┌──

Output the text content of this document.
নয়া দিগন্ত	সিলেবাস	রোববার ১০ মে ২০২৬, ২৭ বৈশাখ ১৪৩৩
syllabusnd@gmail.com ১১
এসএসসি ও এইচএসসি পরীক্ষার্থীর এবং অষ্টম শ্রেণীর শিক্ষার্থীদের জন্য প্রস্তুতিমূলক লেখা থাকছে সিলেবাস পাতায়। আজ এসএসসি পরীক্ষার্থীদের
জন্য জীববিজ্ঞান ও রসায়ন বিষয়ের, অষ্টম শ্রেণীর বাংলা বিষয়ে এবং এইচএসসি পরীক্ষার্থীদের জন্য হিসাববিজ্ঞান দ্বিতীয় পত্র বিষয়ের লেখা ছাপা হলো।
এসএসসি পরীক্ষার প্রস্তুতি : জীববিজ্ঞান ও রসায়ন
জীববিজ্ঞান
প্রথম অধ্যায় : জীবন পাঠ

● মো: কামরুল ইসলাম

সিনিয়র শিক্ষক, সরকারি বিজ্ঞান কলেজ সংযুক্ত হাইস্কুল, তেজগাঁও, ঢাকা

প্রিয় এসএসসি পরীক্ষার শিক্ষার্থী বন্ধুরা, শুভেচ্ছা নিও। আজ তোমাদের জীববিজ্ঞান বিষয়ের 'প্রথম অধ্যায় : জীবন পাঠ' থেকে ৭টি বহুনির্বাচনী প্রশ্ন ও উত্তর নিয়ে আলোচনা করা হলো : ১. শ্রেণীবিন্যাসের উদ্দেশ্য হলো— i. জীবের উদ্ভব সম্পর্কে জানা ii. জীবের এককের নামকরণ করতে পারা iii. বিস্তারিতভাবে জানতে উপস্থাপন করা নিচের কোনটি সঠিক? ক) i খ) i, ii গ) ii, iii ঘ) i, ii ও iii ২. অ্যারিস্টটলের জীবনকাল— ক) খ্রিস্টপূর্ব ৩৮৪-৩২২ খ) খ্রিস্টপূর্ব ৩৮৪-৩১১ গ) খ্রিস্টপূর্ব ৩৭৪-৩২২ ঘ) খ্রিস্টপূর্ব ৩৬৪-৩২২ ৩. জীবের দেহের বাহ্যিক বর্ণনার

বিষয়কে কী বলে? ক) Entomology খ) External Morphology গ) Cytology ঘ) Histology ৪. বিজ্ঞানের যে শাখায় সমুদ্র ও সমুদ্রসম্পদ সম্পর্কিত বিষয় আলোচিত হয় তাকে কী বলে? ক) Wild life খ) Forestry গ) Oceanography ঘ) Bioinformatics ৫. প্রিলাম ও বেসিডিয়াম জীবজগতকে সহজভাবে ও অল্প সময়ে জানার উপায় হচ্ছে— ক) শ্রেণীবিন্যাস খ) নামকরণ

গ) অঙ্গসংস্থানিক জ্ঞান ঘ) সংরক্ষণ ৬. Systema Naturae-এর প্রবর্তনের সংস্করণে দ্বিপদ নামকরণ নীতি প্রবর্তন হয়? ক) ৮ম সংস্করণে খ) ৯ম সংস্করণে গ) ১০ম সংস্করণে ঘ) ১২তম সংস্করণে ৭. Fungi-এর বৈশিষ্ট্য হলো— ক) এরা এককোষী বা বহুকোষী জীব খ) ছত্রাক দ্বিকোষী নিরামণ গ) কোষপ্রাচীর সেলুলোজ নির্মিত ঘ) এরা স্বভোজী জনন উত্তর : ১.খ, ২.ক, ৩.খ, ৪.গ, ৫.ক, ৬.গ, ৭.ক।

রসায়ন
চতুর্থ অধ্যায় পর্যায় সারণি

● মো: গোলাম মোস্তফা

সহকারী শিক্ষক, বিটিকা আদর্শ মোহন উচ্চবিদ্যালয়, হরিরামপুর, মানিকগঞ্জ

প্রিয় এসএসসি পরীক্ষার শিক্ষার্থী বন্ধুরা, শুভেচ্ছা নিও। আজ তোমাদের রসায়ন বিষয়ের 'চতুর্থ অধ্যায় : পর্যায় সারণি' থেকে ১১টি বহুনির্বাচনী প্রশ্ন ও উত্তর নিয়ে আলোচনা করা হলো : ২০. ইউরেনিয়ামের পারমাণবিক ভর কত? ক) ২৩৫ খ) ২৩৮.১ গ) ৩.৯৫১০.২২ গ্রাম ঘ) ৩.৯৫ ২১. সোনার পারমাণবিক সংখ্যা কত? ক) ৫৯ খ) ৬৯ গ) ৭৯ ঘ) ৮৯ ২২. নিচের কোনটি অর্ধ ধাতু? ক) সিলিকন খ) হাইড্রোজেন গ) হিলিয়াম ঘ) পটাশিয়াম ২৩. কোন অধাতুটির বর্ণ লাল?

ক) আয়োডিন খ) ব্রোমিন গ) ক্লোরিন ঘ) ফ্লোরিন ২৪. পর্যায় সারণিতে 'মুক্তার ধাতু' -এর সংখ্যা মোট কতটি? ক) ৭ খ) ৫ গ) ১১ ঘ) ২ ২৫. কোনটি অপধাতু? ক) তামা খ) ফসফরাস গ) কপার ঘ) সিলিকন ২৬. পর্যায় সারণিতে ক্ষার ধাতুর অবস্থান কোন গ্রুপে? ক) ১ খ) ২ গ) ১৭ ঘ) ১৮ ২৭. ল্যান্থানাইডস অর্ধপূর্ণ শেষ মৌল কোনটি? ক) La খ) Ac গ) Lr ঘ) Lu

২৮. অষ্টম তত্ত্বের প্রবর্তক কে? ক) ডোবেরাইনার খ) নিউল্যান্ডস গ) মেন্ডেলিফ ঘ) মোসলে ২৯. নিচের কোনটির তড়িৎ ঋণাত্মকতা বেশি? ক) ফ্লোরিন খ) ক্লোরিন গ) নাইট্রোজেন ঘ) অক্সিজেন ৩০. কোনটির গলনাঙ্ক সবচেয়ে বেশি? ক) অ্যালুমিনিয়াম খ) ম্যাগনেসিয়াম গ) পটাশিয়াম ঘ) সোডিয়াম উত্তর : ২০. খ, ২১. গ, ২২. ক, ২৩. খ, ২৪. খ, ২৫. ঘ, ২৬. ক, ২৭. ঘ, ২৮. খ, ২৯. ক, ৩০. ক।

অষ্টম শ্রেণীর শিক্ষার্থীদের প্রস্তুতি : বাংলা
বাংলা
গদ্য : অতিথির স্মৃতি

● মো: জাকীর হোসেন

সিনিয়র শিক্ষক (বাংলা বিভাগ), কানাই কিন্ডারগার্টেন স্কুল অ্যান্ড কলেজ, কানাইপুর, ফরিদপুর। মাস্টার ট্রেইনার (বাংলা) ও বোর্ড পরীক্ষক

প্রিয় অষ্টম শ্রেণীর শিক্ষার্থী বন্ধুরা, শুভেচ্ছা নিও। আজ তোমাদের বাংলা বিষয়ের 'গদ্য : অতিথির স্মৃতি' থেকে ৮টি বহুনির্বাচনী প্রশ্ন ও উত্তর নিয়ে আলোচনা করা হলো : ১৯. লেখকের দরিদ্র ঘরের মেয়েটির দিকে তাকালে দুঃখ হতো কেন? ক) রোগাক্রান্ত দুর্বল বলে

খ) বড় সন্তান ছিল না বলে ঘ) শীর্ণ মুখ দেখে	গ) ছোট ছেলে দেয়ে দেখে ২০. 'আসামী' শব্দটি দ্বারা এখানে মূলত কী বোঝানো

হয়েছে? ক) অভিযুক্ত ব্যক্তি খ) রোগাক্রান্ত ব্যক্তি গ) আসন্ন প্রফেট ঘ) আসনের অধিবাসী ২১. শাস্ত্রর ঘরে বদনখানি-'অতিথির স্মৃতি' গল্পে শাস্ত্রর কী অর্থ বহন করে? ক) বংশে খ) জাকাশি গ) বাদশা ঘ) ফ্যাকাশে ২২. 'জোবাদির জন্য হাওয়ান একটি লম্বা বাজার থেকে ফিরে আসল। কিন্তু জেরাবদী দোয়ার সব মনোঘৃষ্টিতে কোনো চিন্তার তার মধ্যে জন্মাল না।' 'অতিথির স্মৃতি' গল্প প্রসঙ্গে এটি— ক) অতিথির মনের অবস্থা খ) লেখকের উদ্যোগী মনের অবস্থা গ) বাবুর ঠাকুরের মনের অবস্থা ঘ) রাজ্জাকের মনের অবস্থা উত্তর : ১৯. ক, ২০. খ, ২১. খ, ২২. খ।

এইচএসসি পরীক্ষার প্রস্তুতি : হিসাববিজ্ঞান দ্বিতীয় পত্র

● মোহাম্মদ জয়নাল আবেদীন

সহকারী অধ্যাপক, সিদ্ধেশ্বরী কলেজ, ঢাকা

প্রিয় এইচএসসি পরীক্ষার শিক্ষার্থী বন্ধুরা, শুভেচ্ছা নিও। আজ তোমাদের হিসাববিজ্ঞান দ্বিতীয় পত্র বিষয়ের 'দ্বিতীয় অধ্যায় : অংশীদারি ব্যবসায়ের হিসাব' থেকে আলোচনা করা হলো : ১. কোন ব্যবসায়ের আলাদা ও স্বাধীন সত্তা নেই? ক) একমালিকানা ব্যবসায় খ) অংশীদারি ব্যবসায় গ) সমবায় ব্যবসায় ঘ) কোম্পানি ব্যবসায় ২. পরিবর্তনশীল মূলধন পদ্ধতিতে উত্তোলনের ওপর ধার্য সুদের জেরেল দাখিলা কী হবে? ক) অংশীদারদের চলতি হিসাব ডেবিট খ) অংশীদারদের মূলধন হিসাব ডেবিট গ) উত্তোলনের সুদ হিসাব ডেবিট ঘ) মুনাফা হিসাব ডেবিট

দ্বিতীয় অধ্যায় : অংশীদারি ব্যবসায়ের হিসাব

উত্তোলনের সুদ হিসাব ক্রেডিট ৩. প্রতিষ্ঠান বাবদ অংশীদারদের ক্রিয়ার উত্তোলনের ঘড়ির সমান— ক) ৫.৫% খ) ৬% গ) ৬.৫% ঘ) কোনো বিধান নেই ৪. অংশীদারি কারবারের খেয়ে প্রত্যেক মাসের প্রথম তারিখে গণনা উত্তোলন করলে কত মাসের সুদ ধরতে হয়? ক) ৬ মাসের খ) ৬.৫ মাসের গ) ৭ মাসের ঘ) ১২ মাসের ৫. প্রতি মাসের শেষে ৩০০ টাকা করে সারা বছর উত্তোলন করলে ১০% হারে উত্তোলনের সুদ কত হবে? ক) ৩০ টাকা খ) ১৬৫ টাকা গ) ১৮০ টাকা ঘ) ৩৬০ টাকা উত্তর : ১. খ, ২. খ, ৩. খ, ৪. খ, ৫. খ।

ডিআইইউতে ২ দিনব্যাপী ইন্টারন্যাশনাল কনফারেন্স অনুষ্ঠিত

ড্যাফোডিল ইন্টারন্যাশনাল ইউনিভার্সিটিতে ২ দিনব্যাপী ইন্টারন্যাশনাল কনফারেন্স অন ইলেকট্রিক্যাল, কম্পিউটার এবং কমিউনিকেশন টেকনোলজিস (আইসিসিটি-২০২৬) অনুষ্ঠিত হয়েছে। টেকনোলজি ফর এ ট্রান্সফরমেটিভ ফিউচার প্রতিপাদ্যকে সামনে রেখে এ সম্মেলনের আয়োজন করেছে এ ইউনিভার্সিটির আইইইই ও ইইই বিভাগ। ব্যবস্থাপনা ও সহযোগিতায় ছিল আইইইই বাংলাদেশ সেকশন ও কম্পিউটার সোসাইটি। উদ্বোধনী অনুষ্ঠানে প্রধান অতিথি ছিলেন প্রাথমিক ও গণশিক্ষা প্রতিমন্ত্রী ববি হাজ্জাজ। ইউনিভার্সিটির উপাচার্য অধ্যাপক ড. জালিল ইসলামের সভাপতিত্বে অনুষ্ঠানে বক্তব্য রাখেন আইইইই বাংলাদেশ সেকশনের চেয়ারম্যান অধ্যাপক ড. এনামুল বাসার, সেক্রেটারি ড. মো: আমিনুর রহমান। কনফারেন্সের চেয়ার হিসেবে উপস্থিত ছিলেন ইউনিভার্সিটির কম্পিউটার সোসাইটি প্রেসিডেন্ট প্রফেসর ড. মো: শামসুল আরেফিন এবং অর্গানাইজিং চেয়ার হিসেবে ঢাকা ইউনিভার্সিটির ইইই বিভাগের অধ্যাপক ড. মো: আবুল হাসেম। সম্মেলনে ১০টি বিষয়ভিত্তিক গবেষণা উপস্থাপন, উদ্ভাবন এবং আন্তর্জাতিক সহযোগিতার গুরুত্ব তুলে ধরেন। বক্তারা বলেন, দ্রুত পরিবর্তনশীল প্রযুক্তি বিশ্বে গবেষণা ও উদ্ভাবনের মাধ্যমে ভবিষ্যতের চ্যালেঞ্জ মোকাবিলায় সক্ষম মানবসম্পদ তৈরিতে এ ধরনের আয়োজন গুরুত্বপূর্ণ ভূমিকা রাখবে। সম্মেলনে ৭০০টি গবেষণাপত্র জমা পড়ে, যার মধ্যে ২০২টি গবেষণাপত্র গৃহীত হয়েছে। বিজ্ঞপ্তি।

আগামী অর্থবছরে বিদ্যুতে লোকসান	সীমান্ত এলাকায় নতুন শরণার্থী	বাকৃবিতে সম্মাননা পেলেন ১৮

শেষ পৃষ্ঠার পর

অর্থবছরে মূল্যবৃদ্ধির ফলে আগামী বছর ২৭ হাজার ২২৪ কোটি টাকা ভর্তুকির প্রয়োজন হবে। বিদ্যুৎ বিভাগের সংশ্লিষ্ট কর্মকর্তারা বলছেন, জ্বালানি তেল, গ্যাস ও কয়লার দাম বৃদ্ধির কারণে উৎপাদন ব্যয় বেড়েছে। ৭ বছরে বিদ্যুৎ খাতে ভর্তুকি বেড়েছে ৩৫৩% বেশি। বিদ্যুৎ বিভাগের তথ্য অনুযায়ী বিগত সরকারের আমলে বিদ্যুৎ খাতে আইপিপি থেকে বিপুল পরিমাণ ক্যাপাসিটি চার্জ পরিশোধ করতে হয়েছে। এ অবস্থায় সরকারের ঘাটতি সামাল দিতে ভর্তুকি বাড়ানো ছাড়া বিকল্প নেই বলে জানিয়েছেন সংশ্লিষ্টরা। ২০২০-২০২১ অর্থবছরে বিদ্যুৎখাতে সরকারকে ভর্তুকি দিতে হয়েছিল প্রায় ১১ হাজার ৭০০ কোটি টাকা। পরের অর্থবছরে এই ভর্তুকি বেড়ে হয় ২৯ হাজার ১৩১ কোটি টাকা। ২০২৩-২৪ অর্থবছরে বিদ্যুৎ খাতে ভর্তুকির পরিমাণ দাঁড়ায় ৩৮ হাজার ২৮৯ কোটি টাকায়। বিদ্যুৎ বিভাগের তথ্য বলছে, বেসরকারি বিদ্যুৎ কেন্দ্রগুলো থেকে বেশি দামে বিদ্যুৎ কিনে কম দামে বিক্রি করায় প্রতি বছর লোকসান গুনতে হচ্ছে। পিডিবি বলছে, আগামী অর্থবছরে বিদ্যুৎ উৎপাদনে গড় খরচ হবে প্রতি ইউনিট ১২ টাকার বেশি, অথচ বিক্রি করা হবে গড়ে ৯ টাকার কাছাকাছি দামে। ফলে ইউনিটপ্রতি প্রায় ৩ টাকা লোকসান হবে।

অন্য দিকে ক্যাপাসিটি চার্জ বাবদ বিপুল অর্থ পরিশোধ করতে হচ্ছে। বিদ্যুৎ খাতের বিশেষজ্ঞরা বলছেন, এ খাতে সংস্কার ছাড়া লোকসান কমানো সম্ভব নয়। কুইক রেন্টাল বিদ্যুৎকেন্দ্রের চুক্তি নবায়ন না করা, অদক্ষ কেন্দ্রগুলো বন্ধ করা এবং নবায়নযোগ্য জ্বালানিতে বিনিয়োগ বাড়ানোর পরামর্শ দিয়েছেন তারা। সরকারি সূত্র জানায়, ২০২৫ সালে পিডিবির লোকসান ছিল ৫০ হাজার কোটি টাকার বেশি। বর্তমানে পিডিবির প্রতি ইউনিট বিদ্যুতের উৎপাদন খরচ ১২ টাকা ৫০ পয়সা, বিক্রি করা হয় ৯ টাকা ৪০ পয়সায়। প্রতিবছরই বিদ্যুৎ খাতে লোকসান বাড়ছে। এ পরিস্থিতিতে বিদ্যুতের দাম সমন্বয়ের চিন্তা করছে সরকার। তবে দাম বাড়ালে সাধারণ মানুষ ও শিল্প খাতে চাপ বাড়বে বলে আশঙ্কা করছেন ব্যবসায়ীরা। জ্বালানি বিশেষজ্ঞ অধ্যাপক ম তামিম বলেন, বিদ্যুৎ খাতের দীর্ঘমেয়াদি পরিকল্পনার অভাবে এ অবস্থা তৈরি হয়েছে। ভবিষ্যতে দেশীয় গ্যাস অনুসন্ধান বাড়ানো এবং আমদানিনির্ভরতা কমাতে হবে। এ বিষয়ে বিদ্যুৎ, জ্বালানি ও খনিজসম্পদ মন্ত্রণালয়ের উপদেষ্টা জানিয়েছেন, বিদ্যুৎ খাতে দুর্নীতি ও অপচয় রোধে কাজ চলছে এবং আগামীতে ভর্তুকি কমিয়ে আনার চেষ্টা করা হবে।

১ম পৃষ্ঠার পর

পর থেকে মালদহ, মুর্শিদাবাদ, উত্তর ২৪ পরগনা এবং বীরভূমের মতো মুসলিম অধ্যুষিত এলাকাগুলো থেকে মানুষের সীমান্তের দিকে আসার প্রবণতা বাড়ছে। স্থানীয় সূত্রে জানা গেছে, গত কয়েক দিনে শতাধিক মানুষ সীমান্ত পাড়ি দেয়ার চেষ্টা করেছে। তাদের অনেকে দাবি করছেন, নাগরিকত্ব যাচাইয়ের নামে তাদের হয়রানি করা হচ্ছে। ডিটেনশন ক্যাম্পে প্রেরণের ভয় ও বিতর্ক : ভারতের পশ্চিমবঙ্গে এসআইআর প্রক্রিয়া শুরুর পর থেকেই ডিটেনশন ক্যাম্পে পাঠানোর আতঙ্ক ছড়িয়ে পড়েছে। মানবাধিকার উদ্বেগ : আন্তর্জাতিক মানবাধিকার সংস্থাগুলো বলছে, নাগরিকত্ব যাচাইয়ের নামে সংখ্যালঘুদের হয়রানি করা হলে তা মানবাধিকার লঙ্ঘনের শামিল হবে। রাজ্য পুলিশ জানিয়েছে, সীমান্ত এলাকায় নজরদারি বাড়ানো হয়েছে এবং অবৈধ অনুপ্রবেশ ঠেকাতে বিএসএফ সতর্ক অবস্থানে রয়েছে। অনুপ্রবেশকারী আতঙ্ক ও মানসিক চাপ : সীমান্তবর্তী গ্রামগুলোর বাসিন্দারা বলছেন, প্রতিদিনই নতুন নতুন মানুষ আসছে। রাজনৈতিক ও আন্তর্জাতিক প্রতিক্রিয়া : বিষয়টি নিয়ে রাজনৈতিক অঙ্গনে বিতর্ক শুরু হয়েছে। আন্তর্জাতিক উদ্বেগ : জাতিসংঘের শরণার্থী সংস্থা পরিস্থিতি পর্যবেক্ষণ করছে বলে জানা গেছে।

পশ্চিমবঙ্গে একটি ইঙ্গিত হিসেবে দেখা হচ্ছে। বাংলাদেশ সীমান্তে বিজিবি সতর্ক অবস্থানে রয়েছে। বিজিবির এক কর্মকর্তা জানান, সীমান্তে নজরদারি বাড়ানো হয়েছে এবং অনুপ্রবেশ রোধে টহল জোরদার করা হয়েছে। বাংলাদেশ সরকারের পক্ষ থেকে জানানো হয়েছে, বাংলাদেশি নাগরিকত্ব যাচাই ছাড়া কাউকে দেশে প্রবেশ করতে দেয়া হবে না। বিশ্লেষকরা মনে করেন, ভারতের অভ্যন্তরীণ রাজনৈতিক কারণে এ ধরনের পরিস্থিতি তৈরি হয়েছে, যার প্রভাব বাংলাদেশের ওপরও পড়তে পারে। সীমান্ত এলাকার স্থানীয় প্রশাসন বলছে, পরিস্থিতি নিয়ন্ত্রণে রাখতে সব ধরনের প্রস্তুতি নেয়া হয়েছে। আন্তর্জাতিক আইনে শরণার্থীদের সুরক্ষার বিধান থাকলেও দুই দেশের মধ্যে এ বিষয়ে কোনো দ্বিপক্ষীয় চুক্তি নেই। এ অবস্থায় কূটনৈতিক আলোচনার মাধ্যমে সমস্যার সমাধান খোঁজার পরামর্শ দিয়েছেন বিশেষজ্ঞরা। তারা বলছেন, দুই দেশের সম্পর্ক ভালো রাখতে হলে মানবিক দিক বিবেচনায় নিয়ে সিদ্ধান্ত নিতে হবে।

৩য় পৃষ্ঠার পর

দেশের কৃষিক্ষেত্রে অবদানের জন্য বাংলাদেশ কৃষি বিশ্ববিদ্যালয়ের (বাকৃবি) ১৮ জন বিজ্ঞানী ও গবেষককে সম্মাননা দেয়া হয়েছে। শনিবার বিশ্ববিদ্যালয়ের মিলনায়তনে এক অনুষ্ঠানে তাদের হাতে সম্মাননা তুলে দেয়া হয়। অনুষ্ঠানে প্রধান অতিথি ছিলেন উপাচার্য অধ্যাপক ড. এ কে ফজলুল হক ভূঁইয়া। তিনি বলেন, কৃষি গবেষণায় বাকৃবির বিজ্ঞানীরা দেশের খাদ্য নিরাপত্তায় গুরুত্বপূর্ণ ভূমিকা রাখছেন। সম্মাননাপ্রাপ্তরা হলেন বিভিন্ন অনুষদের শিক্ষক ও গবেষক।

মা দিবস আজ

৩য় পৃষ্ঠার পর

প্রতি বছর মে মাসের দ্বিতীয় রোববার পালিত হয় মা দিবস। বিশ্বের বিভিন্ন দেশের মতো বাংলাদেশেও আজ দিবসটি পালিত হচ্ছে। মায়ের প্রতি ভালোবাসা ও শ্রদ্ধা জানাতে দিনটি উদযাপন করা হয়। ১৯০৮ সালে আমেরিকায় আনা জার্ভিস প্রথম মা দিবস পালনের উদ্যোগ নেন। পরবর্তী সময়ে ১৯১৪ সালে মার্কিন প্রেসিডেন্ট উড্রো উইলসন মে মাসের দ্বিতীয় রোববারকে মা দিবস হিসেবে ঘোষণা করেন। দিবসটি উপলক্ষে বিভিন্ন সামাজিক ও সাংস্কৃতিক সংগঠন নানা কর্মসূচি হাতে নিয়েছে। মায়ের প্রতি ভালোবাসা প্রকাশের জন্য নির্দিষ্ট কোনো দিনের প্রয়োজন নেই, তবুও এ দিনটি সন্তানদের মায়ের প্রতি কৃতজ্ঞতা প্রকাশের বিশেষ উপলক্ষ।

└──

> **Stated task**
Extract every line above containing the word "এইচএসস".

> **Result**
এসএসসি ও এইচএসসি পরীক্ষার্থীর এবং অষ্টম শ্রেণীর শিক্ষার্থীদের জন্য প্রস্তুতিমূলক লেখা থাকছে সিলেবাস পাতায়। আজ এসএসসি পরীক্ষার্থীদের
জন্য জীববিজ্ঞান ও রসায়ন বিষয়ের, অষ্টম শ্রেণীর বাংলা বিষয়ে এবং এইচএসসি পরীক্ষার্থীদের জন্য হিসাববিজ্ঞান দ্বিতীয় পত্র বিষয়ের লেখা ছাপা হলো।
এইচএসসি পরীক্ষার প্রস্তুতি : হিসাববিজ্ঞান দ্বিতীয় পত্র
প্রিয় এইচএসসি পরীক্ষার শিক্ষার্থী বন্ধুরা, শুভেচ্ছা নিও। আজ তোমাদের হিসাববিজ্ঞান দ্বিতীয় পত্র বিষয়ের 'দ্বিতীয় অধ্যায় : অংশীদারি ব্যবসায়ের হিসাব' থেকে আলোচনা করা হলো : ১. কোন ব্যবসায়ের আলাদা ও স্বাধীন সত্তা নেই? ক) একমালিকানা ব্যবসায় খ) অংশীদারি ব্যবসায় গ) সমবায় ব্যবসায় ঘ) কোম্পানি ব্যবসায় ২. পরিবর্তনশীল মূলধন পদ্ধতিতে উত্তোলনের ওপর ধার্য সুদের জেরেল দাখিলা কী হবে? ক) অংশীদারদের চলতি হিসাব ডেবিট খ) অংশীদারদের মূলধন হিসাব ডেবিট গ) উত্তোলনের সুদ হিসাব ডেবিট ঘ) মুনাফা হিসাব ডেবিট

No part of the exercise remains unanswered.